PROVIDED INFORMATION:

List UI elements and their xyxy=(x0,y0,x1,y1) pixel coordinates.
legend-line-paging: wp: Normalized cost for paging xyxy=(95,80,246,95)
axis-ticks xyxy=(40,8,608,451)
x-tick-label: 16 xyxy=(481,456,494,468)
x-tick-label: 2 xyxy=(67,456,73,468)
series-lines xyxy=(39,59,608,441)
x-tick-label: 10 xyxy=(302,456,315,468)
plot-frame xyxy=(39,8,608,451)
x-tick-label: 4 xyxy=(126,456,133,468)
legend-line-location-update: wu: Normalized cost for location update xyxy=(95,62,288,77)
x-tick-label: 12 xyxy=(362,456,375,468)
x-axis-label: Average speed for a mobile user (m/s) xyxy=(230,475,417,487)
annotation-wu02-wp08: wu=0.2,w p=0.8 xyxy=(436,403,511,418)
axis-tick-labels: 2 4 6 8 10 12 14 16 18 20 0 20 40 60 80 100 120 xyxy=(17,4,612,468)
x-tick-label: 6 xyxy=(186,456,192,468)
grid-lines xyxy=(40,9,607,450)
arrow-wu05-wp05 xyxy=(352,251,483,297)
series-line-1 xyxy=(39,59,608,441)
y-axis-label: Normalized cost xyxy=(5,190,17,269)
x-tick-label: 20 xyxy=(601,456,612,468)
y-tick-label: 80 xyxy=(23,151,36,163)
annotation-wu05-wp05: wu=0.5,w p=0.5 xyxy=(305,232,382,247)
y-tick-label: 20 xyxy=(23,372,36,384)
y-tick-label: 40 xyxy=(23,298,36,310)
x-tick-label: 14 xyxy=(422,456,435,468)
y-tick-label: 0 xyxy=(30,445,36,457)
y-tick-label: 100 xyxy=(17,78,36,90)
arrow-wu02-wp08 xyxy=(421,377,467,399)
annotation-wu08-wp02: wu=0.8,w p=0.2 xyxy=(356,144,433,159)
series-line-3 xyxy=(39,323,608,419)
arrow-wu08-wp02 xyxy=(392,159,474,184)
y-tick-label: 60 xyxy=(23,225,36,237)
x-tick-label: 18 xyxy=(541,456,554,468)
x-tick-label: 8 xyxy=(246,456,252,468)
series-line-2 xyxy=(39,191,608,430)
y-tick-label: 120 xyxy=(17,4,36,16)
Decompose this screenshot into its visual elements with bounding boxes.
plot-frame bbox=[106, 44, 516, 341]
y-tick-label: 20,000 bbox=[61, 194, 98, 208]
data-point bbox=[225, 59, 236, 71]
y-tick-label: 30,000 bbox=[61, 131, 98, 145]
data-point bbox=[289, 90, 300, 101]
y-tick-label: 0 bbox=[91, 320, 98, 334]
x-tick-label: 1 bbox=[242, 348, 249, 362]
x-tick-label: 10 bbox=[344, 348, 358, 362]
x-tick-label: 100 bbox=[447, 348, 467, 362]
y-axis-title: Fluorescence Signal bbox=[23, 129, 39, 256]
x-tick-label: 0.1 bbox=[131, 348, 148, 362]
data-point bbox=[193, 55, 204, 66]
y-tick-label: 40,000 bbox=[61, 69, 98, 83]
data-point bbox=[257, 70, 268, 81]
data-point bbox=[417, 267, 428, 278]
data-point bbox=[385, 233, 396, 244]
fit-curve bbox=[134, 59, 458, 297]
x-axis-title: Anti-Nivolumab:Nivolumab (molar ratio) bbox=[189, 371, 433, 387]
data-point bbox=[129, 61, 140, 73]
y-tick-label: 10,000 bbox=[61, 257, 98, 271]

PROBLEM STATEMENT: Copy the listing word for word, from its first line through the line containing "plot-frame xyxy=(39,8,608,451)".

PROBLEM SOLUTION:
List UI elements and their xyxy=(x0,y0,x1,y1) pixel coordinates.
legend-line-paging: wp: Normalized cost for paging xyxy=(95,80,246,95)
axis-ticks xyxy=(40,8,608,451)
x-tick-label: 16 xyxy=(481,456,494,468)
x-tick-label: 2 xyxy=(67,456,73,468)
series-lines xyxy=(39,59,608,441)
x-tick-label: 10 xyxy=(302,456,315,468)
plot-frame xyxy=(39,8,608,451)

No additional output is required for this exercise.